═════ DATASET
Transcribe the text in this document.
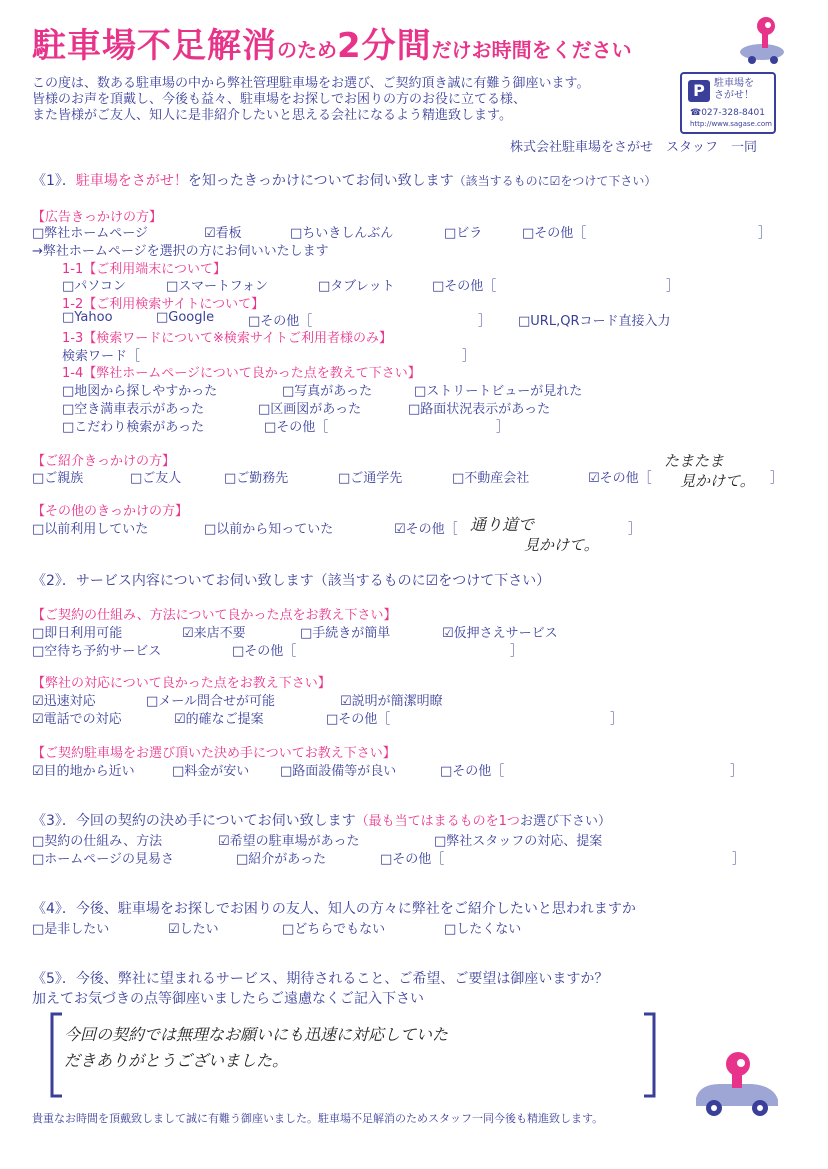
駐車場不足解消のため2分間だけお時間をください
この度は、数ある駐車場の中から弊社管理駐車場をお選び、ご契約頂き誠に有難う御座います。
皆様のお声を頂戴し、今後も益々、駐車場をお探しでお困りの方のお役に立てる様、
また皆様がご友人、知人に是非紹介したいと思える会社になるよう精進致します。
P 駐車場を
さがせ！
☎027-328-8401
http://www.sagase.com
株式会社駐車場をさがせ　スタッフ　一同
《1》．駐車場をさがせ！を知ったきっかけについてお伺い致します（該当するものに☑をつけて下さい）
【広告きっかけの方】
□弊社ホームページ	☑看板	□ちいきしんぶん	□ビラ	□その他［	］
→弊社ホームページを選択の方にお伺いいたします
1-1【ご利用端末について】
□パソコン	□スマートフォン	□タブレット	□その他［	］
1-2【ご利用検索サイトについて】
□Yahoo	□Google	□その他［	］ □URL,QRコード直接入力
1-3【検索ワードについて※検索サイトご利用者様のみ】
検索ワード［	］
1-4【弊社ホームページについて良かった点を教えて下さい】
□地図から探しやすかった	□写真があった	□ストリートビューが見れた
□空き満車表示があった	□区画図があった	□路面状況表示があった
□こだわり検索があった	□その他［	］
【ご紹介きっかけの方】
□ご親族	□ご友人	□ご勤務先	□ご通学先	□不動産会社	☑その他［	］
たまたま
見かけて。
【その他のきっかけの方】
□以前利用していた	□以前から知っていた	☑その他［	］
通り道で
見かけて。
《2》．サービス内容についてお伺い致します（該当するものに☑をつけて下さい）
【ご契約の仕組み、方法について良かった点をお教え下さい】
□即日利用可能	☑来店不要	□手続きが簡単	☑仮押さえサービス
□空待ち予約サービス	□その他［	］
【弊社の対応について良かった点をお教え下さい】
☑迅速対応	□メール問合せが可能	☑説明が簡潔明瞭
☑電話での対応	☑的確なご提案	□その他［	］
【ご契約駐車場をお選び頂いた決め手についてお教え下さい】
☑目的地から近い	□料金が安い □路面設備等が良い	□その他［	］
《3》．今回の契約の決め手についてお伺い致します（最も当てはまるものを1つお選び下さい）
□契約の仕組み、方法	☑希望の駐車場があった	□弊社スタッフの対応、提案
□ホームページの見易さ	□紹介があった	□その他［	］
《4》．今後、駐車場をお探しでお困りの友人、知人の方々に弊社をご紹介したいと思われますか
□是非したい	☑したい	□どちらでもない	□したくない
《5》．今後、弊社に望まれるサービス、期待されること、ご希望、ご要望は御座いますか？
加えてお気づきの点等御座いましたらご遠慮なくご記入下さい
今回の契約では無理なお願いにも迅速に対応していた
だきありがとうございました。
貴重なお時間を頂戴致しまして誠に有難う御座いました。駐車場不足解消のためスタッフ一同今後も精進致します。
══════════
WHAT THE EXERCISE ASKS.
Your copy should match the entries exactly, minus the pictures.

EXERCISE RESPONSE.
Transcribe the text in this document.
駐車場不足解消のため2分間だけお時間をください
この度は、数ある駐車場の中から弊社管理駐車場をお選び、ご契約頂き誠に有難う御座います。
皆様のお声を頂戴し、今後も益々、駐車場をお探しでお困りの方のお役に立てる様、
また皆様がご友人、知人に是非紹介したいと思える会社になるよう精進致します。
P 駐車場を
さがせ！
☎027-328-8401
http://www.sagase.com
株式会社駐車場をさがせ　スタッフ　一同
《1》．駐車場をさがせ！を知ったきっかけについてお伺い致します（該当するものに☑をつけて下さい）
【広告きっかけの方】
□弊社ホームページ	☑看板	□ちいきしんぶん	□ビラ	□その他［	］
→弊社ホームページを選択の方にお伺いいたします
1-1【ご利用端末について】
□パソコン	□スマートフォン	□タブレット	□その他［	］
1-2【ご利用検索サイトについて】
□Yahoo	□Google	□その他［	］ □URL,QRコード直接入力
1-3【検索ワードについて※検索サイトご利用者様のみ】
検索ワード［	］
1-4【弊社ホームページについて良かった点を教えて下さい】
□地図から探しやすかった	□写真があった	□ストリートビューが見れた
□空き満車表示があった	□区画図があった	□路面状況表示があった
□こだわり検索があった	□その他［	］
【ご紹介きっかけの方】
□ご親族	□ご友人	□ご勤務先	□ご通学先	□不動産会社	☑その他［	］
たまたま
見かけて。
【その他のきっかけの方】
□以前利用していた	□以前から知っていた	☑その他［	］
通り道で
見かけて。
《2》．サービス内容についてお伺い致します（該当するものに☑をつけて下さい）
【ご契約の仕組み、方法について良かった点をお教え下さい】
□即日利用可能	☑来店不要	□手続きが簡単	☑仮押さえサービス
□空待ち予約サービス	□その他［	］
【弊社の対応について良かった点をお教え下さい】
☑迅速対応	□メール問合せが可能	☑説明が簡潔明瞭
☑電話での対応	☑的確なご提案	□その他［	］
【ご契約駐車場をお選び頂いた決め手についてお教え下さい】
☑目的地から近い	□料金が安い □路面設備等が良い	□その他［	］
《3》．今回の契約の決め手についてお伺い致します（最も当てはまるものを1つお選び下さい）
□契約の仕組み、方法	☑希望の駐車場があった	□弊社スタッフの対応、提案
□ホームページの見易さ	□紹介があった	□その他［	］
《4》．今後、駐車場をお探しでお困りの友人、知人の方々に弊社をご紹介したいと思われますか
□是非したい	☑したい	□どちらでもない	□したくない
《5》．今後、弊社に望まれるサービス、期待されること、ご希望、ご要望は御座いますか？
加えてお気づきの点等御座いましたらご遠慮なくご記入下さい
今回の契約では無理なお願いにも迅速に対応していた
だきありがとうございました。
貴重なお時間を頂戴致しまして誠に有難う御座いました。駐車場不足解消のためスタッフ一同今後も精進致します。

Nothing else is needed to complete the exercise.